[begin Dataset entries]
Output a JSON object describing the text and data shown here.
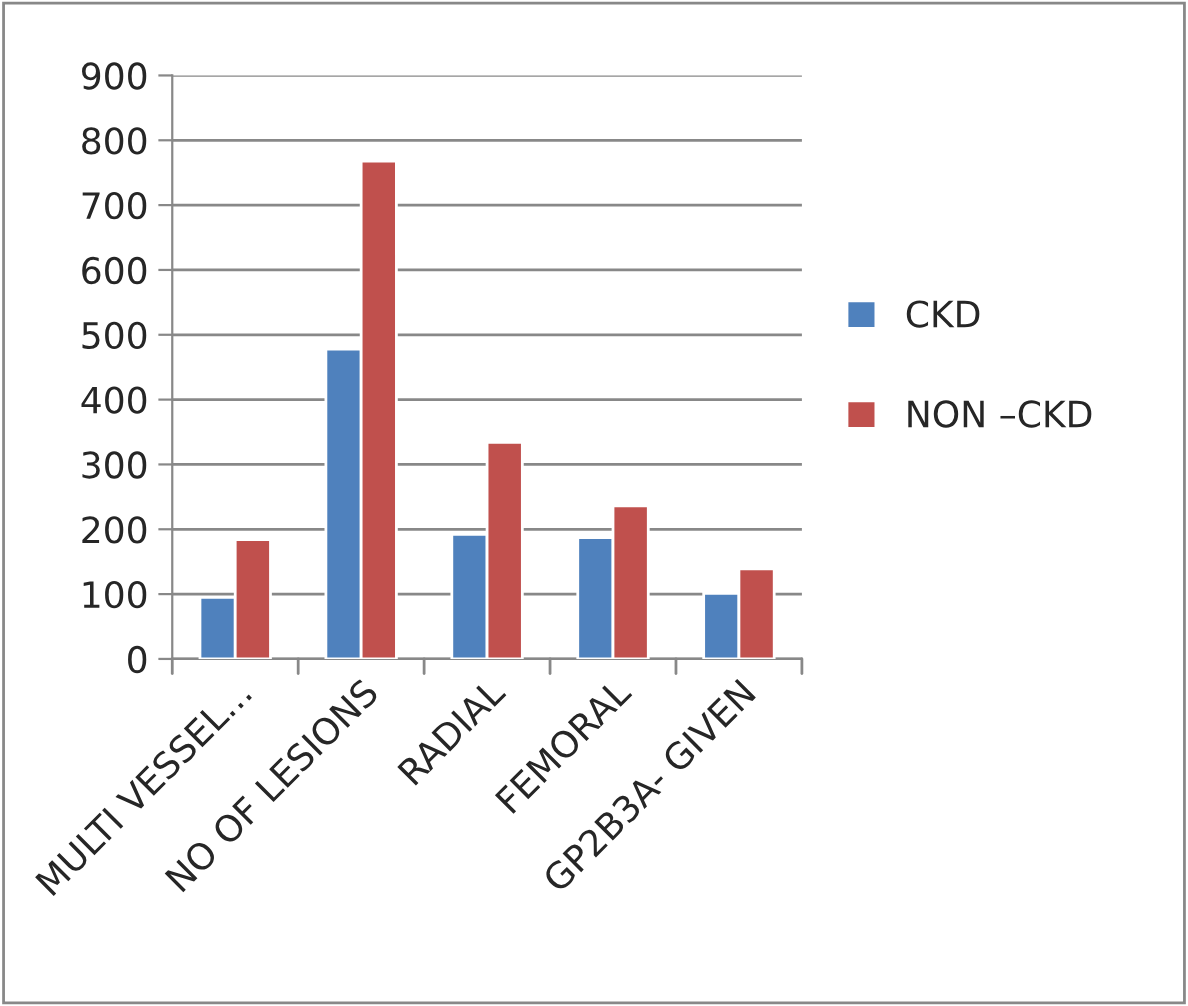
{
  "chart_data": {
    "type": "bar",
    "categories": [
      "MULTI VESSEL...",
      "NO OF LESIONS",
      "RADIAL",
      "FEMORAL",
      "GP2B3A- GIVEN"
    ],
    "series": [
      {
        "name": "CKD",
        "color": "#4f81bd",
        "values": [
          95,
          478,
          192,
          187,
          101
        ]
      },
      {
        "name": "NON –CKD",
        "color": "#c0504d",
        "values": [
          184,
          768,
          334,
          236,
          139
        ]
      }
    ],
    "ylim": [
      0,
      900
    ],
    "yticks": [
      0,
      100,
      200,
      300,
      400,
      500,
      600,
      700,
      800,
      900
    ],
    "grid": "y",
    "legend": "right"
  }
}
[end Dataset entries]
Aim: Replicate the material above verbatim; images stay out of the copy.

Expected answer:
Output a JSON object describing the text and data shown here.
{
  "chart_data": {
    "type": "bar",
    "categories": [
      "MULTI VESSEL...",
      "NO OF LESIONS",
      "RADIAL",
      "FEMORAL",
      "GP2B3A- GIVEN"
    ],
    "series": [
      {
        "name": "CKD",
        "color": "#4f81bd",
        "values": [
          95,
          478,
          192,
          187,
          101
        ]
      },
      {
        "name": "NON –CKD",
        "color": "#c0504d",
        "values": [
          184,
          768,
          334,
          236,
          139
        ]
      }
    ],
    "ylim": [
      0,
      900
    ],
    "yticks": [
      0,
      100,
      200,
      300,
      400,
      500,
      600,
      700,
      800,
      900
    ],
    "grid": "y",
    "legend": "right"
  }
}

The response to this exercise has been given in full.